__Material to process__
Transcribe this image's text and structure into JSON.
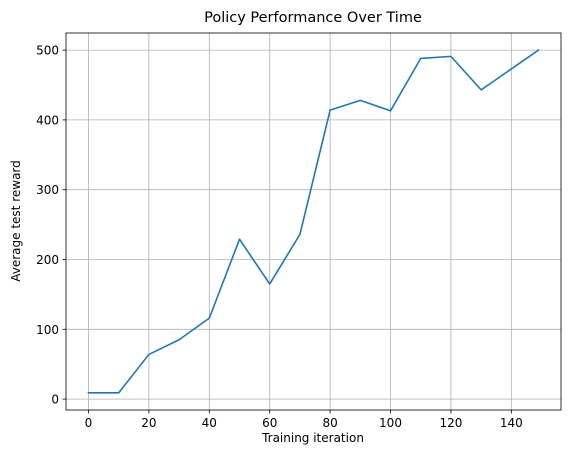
{
  "chart_data": {
    "type": "line",
    "title": "Policy Performance Over Time",
    "xlabel": "Training iteration",
    "ylabel": "Average test reward",
    "xlim": [
      -7.45,
      156.45
    ],
    "ylim": [
      -15.6,
      524.5
    ],
    "xticks": [
      0,
      20,
      40,
      60,
      80,
      100,
      120,
      140
    ],
    "yticks": [
      0,
      100,
      200,
      300,
      400,
      500
    ],
    "grid": true,
    "line_color": "#1f77b4",
    "series": [
      {
        "x": [
          0,
          10,
          20,
          30,
          40,
          50,
          60,
          70,
          80,
          90,
          100,
          110,
          120,
          130,
          140,
          149
        ],
        "values": [
          9,
          9,
          64,
          85,
          116,
          229,
          165,
          236,
          414,
          428,
          413,
          488,
          491,
          443,
          473,
          500
        ]
      }
    ]
  }
}
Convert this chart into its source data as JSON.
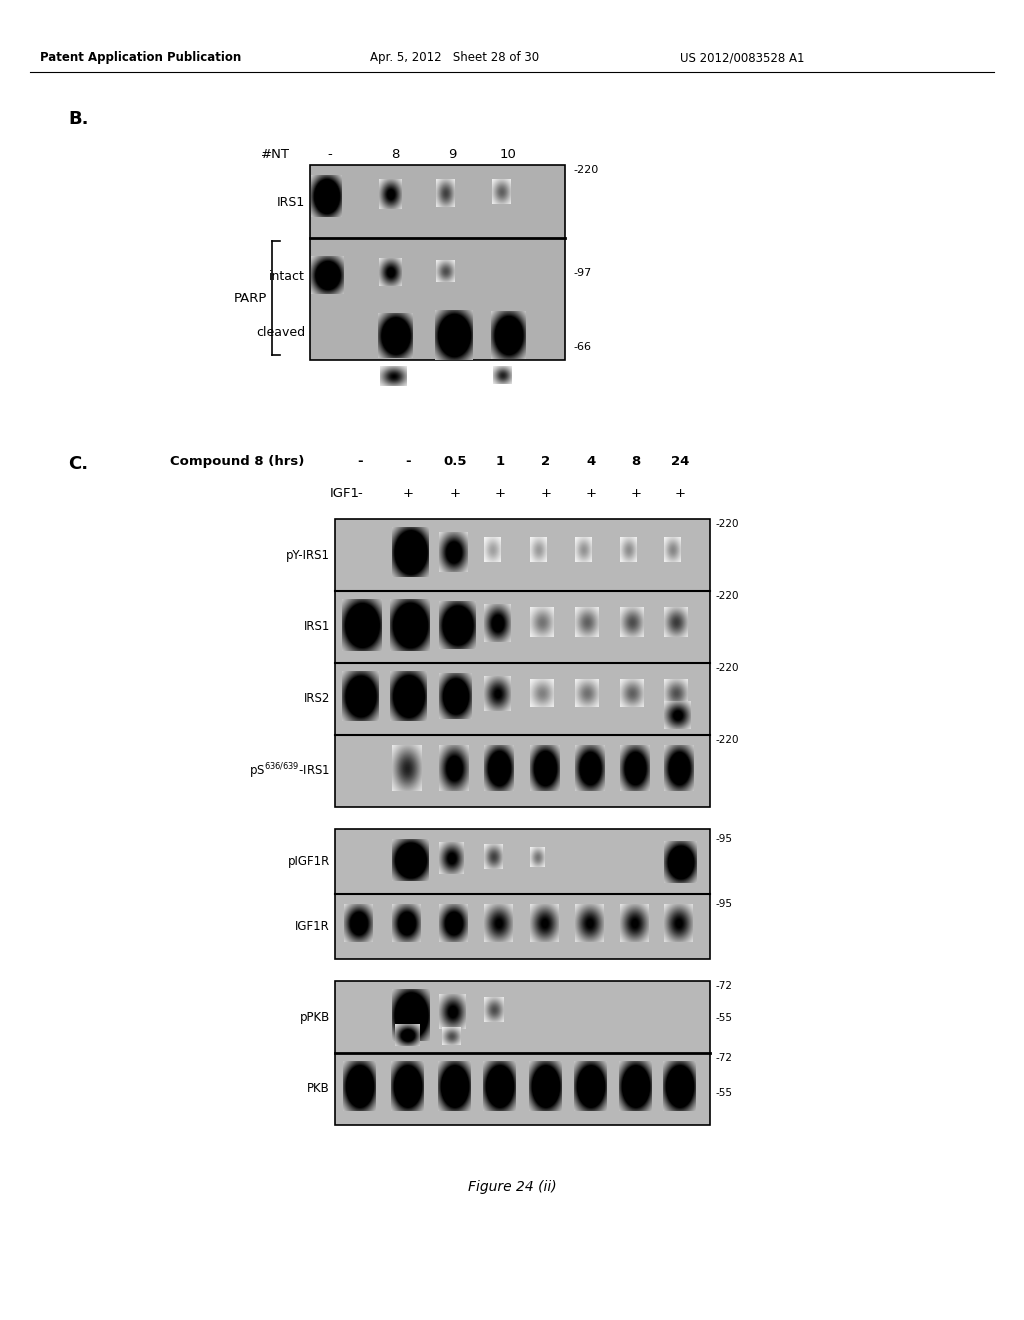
{
  "header_left": "Patent Application Publication",
  "header_mid": "Apr. 5, 2012   Sheet 28 of 30",
  "header_right": "US 2012/0083528 A1",
  "bg_color": "#ffffff",
  "text_color": "#000000",
  "panel_B": {
    "label": "B.",
    "col_labels": [
      "#NT",
      "-",
      "8",
      "9",
      "10"
    ],
    "mw_labels": [
      "-220",
      "-97",
      "-66"
    ],
    "row_labels": [
      "IRS1",
      "intact",
      "cleaved"
    ],
    "bracket_label": "PARP"
  },
  "panel_C": {
    "label": "C.",
    "compound_label": "Compound 8 (hrs)",
    "compound_vals": [
      "-",
      "-",
      "0.5",
      "1",
      "2",
      "4",
      "8",
      "24"
    ],
    "igf1_label": "IGF1",
    "igf1_vals": [
      "-",
      "+",
      "+",
      "+",
      "+",
      "+",
      "+",
      "+"
    ],
    "row_labels": [
      "pY-IRS1",
      "IRS1",
      "IRS2",
      "pS636/639-IRS1",
      "pIGF1R",
      "IGF1R",
      "pPKB",
      "PKB"
    ],
    "mw_g1": [
      "-220",
      "-220",
      "-220",
      "-220"
    ],
    "mw_g2": [
      "-95",
      "-95"
    ],
    "mw_g3_top": [
      "-72",
      "-55"
    ],
    "mw_g3_bot": [
      "-72",
      "-55"
    ]
  },
  "figure_caption": "Figure 24 (ii)"
}
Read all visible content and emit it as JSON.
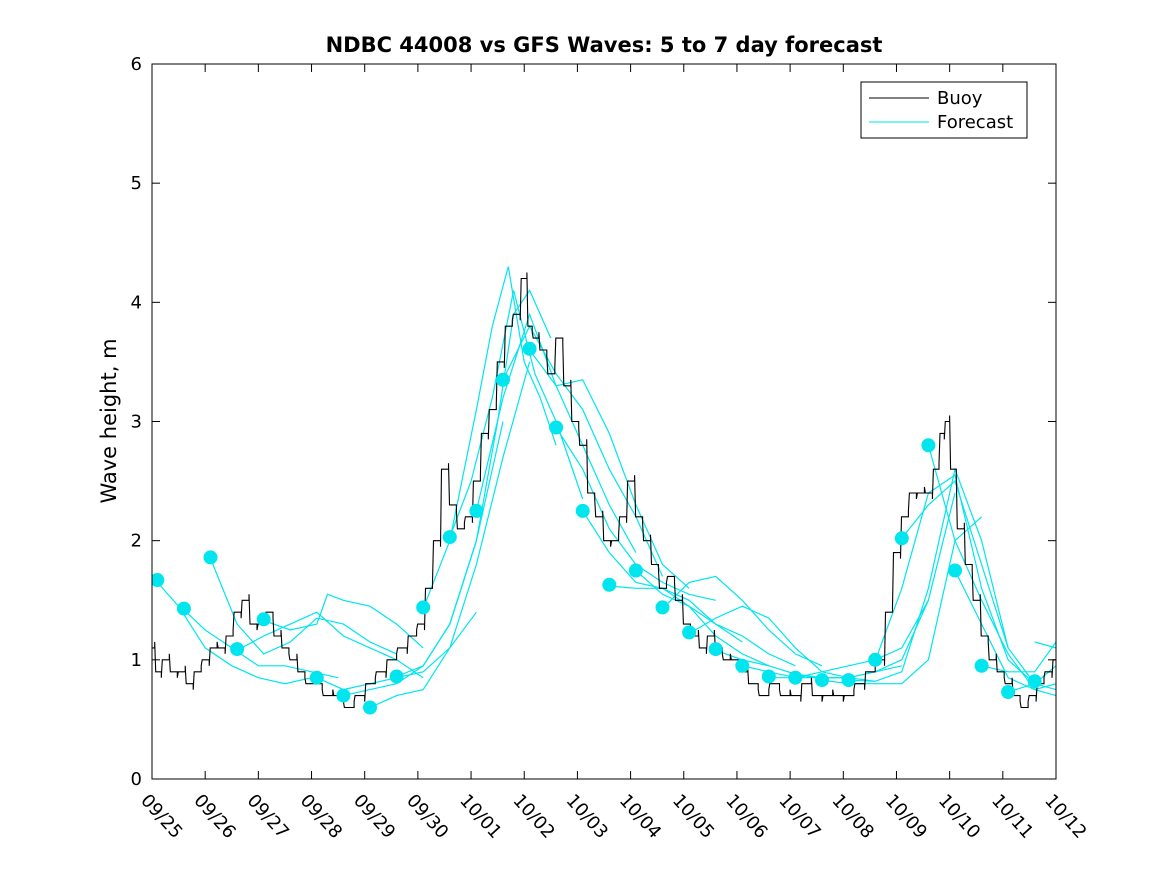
{
  "chart_data": {
    "type": "line",
    "title": "NDBC 44008 vs GFS Waves: 5 to 7 day forecast",
    "xlabel": "",
    "ylabel": "Wave height, m",
    "xlim": [
      0,
      17
    ],
    "ylim": [
      0,
      6
    ],
    "yticks": [
      0,
      1,
      2,
      3,
      4,
      5,
      6
    ],
    "xticks": [
      0,
      1,
      2,
      3,
      4,
      5,
      6,
      7,
      8,
      9,
      10,
      11,
      12,
      13,
      14,
      15,
      16,
      17
    ],
    "xtick_labels": [
      "09/25",
      "09/26",
      "09/27",
      "09/28",
      "09/29",
      "09/30",
      "10/01",
      "10/02",
      "10/03",
      "10/04",
      "10/05",
      "10/06",
      "10/07",
      "10/08",
      "10/09",
      "10/10",
      "10/11",
      "10/12"
    ],
    "x_units": "days since 09/25 00:00",
    "legend": {
      "location": "top-right",
      "entries": [
        {
          "label": "Buoy",
          "color": "#000000"
        },
        {
          "label": "Forecast",
          "color": "#00e5ee"
        }
      ]
    },
    "series": [
      {
        "name": "Buoy",
        "color": "#000000",
        "x": [
          0,
          0.1,
          0.25,
          0.4,
          0.55,
          0.7,
          0.85,
          1.0,
          1.15,
          1.3,
          1.45,
          1.6,
          1.75,
          1.9,
          2.05,
          2.2,
          2.35,
          2.5,
          2.65,
          2.8,
          2.95,
          3.1,
          3.3,
          3.5,
          3.7,
          3.9,
          4.1,
          4.3,
          4.5,
          4.7,
          4.9,
          5.05,
          5.2,
          5.35,
          5.5,
          5.65,
          5.8,
          5.95,
          6.1,
          6.25,
          6.4,
          6.55,
          6.7,
          6.85,
          7.0,
          7.1,
          7.2,
          7.35,
          7.5,
          7.65,
          7.8,
          7.95,
          8.1,
          8.25,
          8.4,
          8.55,
          8.7,
          8.85,
          9.0,
          9.15,
          9.3,
          9.45,
          9.6,
          9.75,
          9.9,
          10.05,
          10.2,
          10.35,
          10.5,
          10.65,
          10.8,
          10.95,
          11.1,
          11.3,
          11.5,
          11.7,
          11.9,
          12.1,
          12.3,
          12.5,
          12.7,
          12.9,
          13.1,
          13.3,
          13.5,
          13.7,
          13.85,
          14.0,
          14.15,
          14.3,
          14.45,
          14.6,
          14.75,
          14.85,
          14.95,
          15.05,
          15.2,
          15.35,
          15.5,
          15.65,
          15.8,
          15.95,
          16.1,
          16.25,
          16.4,
          16.55,
          16.7,
          16.85,
          17.0
        ],
        "y": [
          1.1,
          0.9,
          1.0,
          0.9,
          0.9,
          0.8,
          0.9,
          1.0,
          1.1,
          1.1,
          1.2,
          1.4,
          1.5,
          1.3,
          1.3,
          1.4,
          1.2,
          1.1,
          1.0,
          0.9,
          0.8,
          0.8,
          0.7,
          0.7,
          0.6,
          0.7,
          0.8,
          0.9,
          1.0,
          1.1,
          1.2,
          1.3,
          1.6,
          2.0,
          2.6,
          2.3,
          2.1,
          2.2,
          2.5,
          2.9,
          3.1,
          3.5,
          3.8,
          3.9,
          4.2,
          3.8,
          3.7,
          3.6,
          3.4,
          3.7,
          3.3,
          3.0,
          2.8,
          2.4,
          2.2,
          2.0,
          2.0,
          2.2,
          2.5,
          2.2,
          2.0,
          1.8,
          1.6,
          1.7,
          1.5,
          1.3,
          1.2,
          1.1,
          1.2,
          1.1,
          1.0,
          1.0,
          0.9,
          0.8,
          0.7,
          0.8,
          0.7,
          0.7,
          0.8,
          0.7,
          0.7,
          0.7,
          0.7,
          0.8,
          0.9,
          1.0,
          1.4,
          1.9,
          2.2,
          2.4,
          2.4,
          2.4,
          2.6,
          2.9,
          3.0,
          2.6,
          2.1,
          1.8,
          1.5,
          1.2,
          1.0,
          0.9,
          0.8,
          0.7,
          0.6,
          0.7,
          0.8,
          0.9,
          1.0
        ]
      },
      {
        "name": "Forecast",
        "color": "#00e5ee",
        "segments": [
          {
            "x": [
              0.1,
              0.5,
              1.0,
              1.5,
              2.0,
              2.5,
              3.0
            ],
            "y": [
              1.65,
              1.45,
              1.1,
              0.95,
              0.85,
              0.8,
              0.85
            ]
          },
          {
            "x": [
              0.6,
              1.0,
              1.5,
              2.0,
              2.5,
              3.0,
              3.5
            ],
            "y": [
              1.42,
              1.25,
              1.1,
              0.95,
              0.95,
              0.9,
              0.85
            ]
          },
          {
            "x": [
              1.1,
              1.6,
              2.1,
              2.6,
              3.1,
              3.6,
              4.1,
              4.6
            ],
            "y": [
              1.85,
              1.3,
              1.05,
              1.15,
              1.35,
              1.3,
              1.15,
              1.05
            ]
          },
          {
            "x": [
              1.6,
              2.1,
              2.6,
              3.1,
              3.6,
              4.1,
              4.6,
              5.1
            ],
            "y": [
              1.08,
              1.2,
              1.3,
              1.4,
              1.2,
              1.1,
              1.0,
              0.85
            ]
          },
          {
            "x": [
              2.1,
              2.6,
              3.1,
              3.3,
              3.6,
              4.1,
              4.6,
              5.1
            ],
            "y": [
              1.33,
              1.25,
              1.3,
              1.55,
              1.5,
              1.45,
              1.3,
              1.1
            ]
          },
          {
            "x": [
              3.1,
              3.6,
              4.1,
              4.6,
              5.1,
              5.6,
              6.1
            ],
            "y": [
              0.85,
              0.75,
              0.8,
              0.85,
              0.9,
              1.1,
              1.4
            ]
          },
          {
            "x": [
              3.6,
              4.1,
              4.6,
              5.1,
              5.6,
              6.1,
              6.6
            ],
            "y": [
              0.7,
              0.75,
              0.8,
              0.95,
              1.3,
              2.0,
              3.0
            ]
          },
          {
            "x": [
              4.1,
              4.6,
              5.1,
              5.6,
              6.1,
              6.6,
              7.1
            ],
            "y": [
              0.6,
              0.7,
              0.75,
              1.1,
              1.8,
              2.7,
              3.5
            ]
          },
          {
            "x": [
              4.6,
              5.1,
              5.6,
              6.1,
              6.5,
              6.8,
              7.1,
              7.5
            ],
            "y": [
              0.86,
              0.95,
              1.3,
              2.0,
              3.0,
              3.9,
              4.1,
              3.7
            ]
          },
          {
            "x": [
              5.1,
              5.6,
              6.1,
              6.4,
              6.7,
              7.0,
              7.3,
              7.6
            ],
            "y": [
              1.43,
              2.0,
              3.1,
              3.8,
              4.3,
              3.5,
              3.2,
              2.8
            ]
          },
          {
            "x": [
              5.6,
              6.0,
              6.4,
              6.8,
              7.2,
              7.6,
              8.1
            ],
            "y": [
              2.03,
              2.5,
              3.2,
              4.1,
              3.4,
              3.0,
              2.35
            ]
          },
          {
            "x": [
              6.1,
              6.6,
              7.1,
              7.6,
              8.1,
              8.6,
              9.1
            ],
            "y": [
              2.25,
              3.2,
              3.9,
              3.3,
              2.8,
              2.3,
              1.9
            ]
          },
          {
            "x": [
              6.6,
              7.1,
              7.6,
              8.1,
              8.6,
              9.1,
              9.6
            ],
            "y": [
              3.35,
              3.8,
              3.4,
              3.1,
              2.6,
              2.2,
              1.7
            ]
          },
          {
            "x": [
              7.1,
              7.6,
              8.1,
              8.6,
              9.1,
              9.6,
              10.1
            ],
            "y": [
              3.6,
              3.3,
              3.35,
              2.9,
              2.3,
              1.8,
              1.6
            ]
          },
          {
            "x": [
              7.6,
              8.1,
              8.6,
              9.1,
              9.6,
              10.1,
              10.6
            ],
            "y": [
              2.95,
              2.6,
              2.1,
              1.8,
              1.65,
              1.55,
              1.5
            ]
          },
          {
            "x": [
              8.1,
              8.6,
              9.1,
              9.6,
              10.1,
              10.6,
              11.1
            ],
            "y": [
              2.25,
              1.9,
              1.65,
              1.6,
              1.5,
              1.3,
              1.15
            ]
          },
          {
            "x": [
              8.6,
              9.1,
              9.6,
              10.1,
              10.6,
              11.1,
              11.6
            ],
            "y": [
              1.62,
              1.6,
              1.6,
              1.45,
              1.2,
              1.05,
              0.95
            ]
          },
          {
            "x": [
              9.1,
              9.6,
              10.1,
              10.6,
              11.1,
              11.6,
              12.1
            ],
            "y": [
              1.75,
              1.55,
              1.45,
              1.3,
              1.2,
              1.05,
              0.95
            ]
          },
          {
            "x": [
              9.6,
              10.1,
              10.6,
              11.1,
              11.6,
              12.1,
              12.6
            ],
            "y": [
              1.43,
              1.65,
              1.7,
              1.5,
              1.25,
              1.05,
              0.95
            ]
          },
          {
            "x": [
              10.1,
              10.6,
              11.1,
              11.6,
              12.1,
              12.6,
              13.1
            ],
            "y": [
              1.22,
              1.35,
              1.45,
              1.35,
              1.1,
              0.9,
              0.85
            ]
          },
          {
            "x": [
              10.6,
              11.1,
              11.6,
              12.1,
              12.6,
              13.1,
              13.6
            ],
            "y": [
              1.08,
              1.0,
              0.95,
              0.88,
              0.85,
              0.85,
              0.82
            ]
          },
          {
            "x": [
              11.1,
              11.6,
              12.1,
              12.6,
              13.1,
              13.6,
              14.1
            ],
            "y": [
              0.95,
              0.9,
              0.85,
              0.85,
              0.85,
              0.9,
              0.95
            ]
          },
          {
            "x": [
              11.6,
              12.1,
              12.6,
              13.1,
              13.6,
              14.1,
              14.6
            ],
            "y": [
              0.85,
              0.85,
              0.9,
              0.95,
              1.0,
              1.1,
              1.5
            ]
          },
          {
            "x": [
              12.1,
              12.6,
              13.1,
              13.6,
              14.1,
              14.6,
              15.1
            ],
            "y": [
              0.86,
              0.85,
              0.85,
              0.9,
              1.0,
              1.5,
              2.4
            ]
          },
          {
            "x": [
              12.6,
              13.1,
              13.6,
              14.1,
              14.6,
              15.1,
              15.6
            ],
            "y": [
              0.83,
              0.8,
              0.8,
              0.8,
              1.0,
              2.0,
              2.2
            ]
          },
          {
            "x": [
              13.1,
              13.6,
              14.1,
              14.6,
              15.1,
              15.6,
              16.1
            ],
            "y": [
              0.83,
              0.82,
              0.9,
              1.6,
              2.6,
              2.0,
              1.1
            ]
          },
          {
            "x": [
              13.6,
              14.1,
              14.6,
              15.1,
              15.6,
              16.1,
              16.6
            ],
            "y": [
              0.99,
              1.6,
              2.4,
              2.55,
              1.6,
              1.0,
              0.8
            ]
          },
          {
            "x": [
              14.1,
              14.6,
              15.1,
              15.6,
              16.1,
              16.6,
              17.0
            ],
            "y": [
              2.02,
              2.3,
              2.5,
              1.8,
              1.1,
              0.8,
              0.75
            ]
          },
          {
            "x": [
              14.6,
              15.1,
              15.6,
              16.1,
              16.6,
              17.0
            ],
            "y": [
              2.8,
              2.0,
              1.5,
              1.05,
              0.75,
              0.7
            ]
          },
          {
            "x": [
              15.1,
              15.6,
              16.1,
              16.6,
              17.0
            ],
            "y": [
              1.75,
              1.3,
              0.85,
              0.75,
              0.8
            ]
          },
          {
            "x": [
              15.6,
              16.1,
              16.6,
              17.0
            ],
            "y": [
              0.95,
              0.9,
              0.9,
              1.15
            ]
          },
          {
            "x": [
              16.1,
              16.6,
              17.0
            ],
            "y": [
              0.73,
              0.8,
              0.95
            ]
          },
          {
            "x": [
              16.6,
              17.0
            ],
            "y": [
              1.15,
              1.1
            ]
          }
        ],
        "markers": {
          "x": [
            0.1,
            0.6,
            1.1,
            1.6,
            2.1,
            3.1,
            3.6,
            4.1,
            4.6,
            5.1,
            5.6,
            6.1,
            6.6,
            7.1,
            7.6,
            8.1,
            8.6,
            9.1,
            9.6,
            10.1,
            10.6,
            11.1,
            11.6,
            12.1,
            12.6,
            13.1,
            13.6,
            14.1,
            14.6,
            15.1,
            15.6,
            16.1,
            16.6
          ],
          "y": [
            1.67,
            1.43,
            1.86,
            1.09,
            1.34,
            0.85,
            0.7,
            0.6,
            0.86,
            1.44,
            2.03,
            2.25,
            3.35,
            3.61,
            2.95,
            2.25,
            1.63,
            1.75,
            1.44,
            1.23,
            1.09,
            0.95,
            0.86,
            0.85,
            0.83,
            0.83,
            1.0,
            2.02,
            2.8,
            1.75,
            0.95,
            0.73,
            0.82
          ]
        }
      }
    ]
  }
}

__Do this__
How many lines of these entries contain the string "title"? Reply with the number alone.

__Task result__
2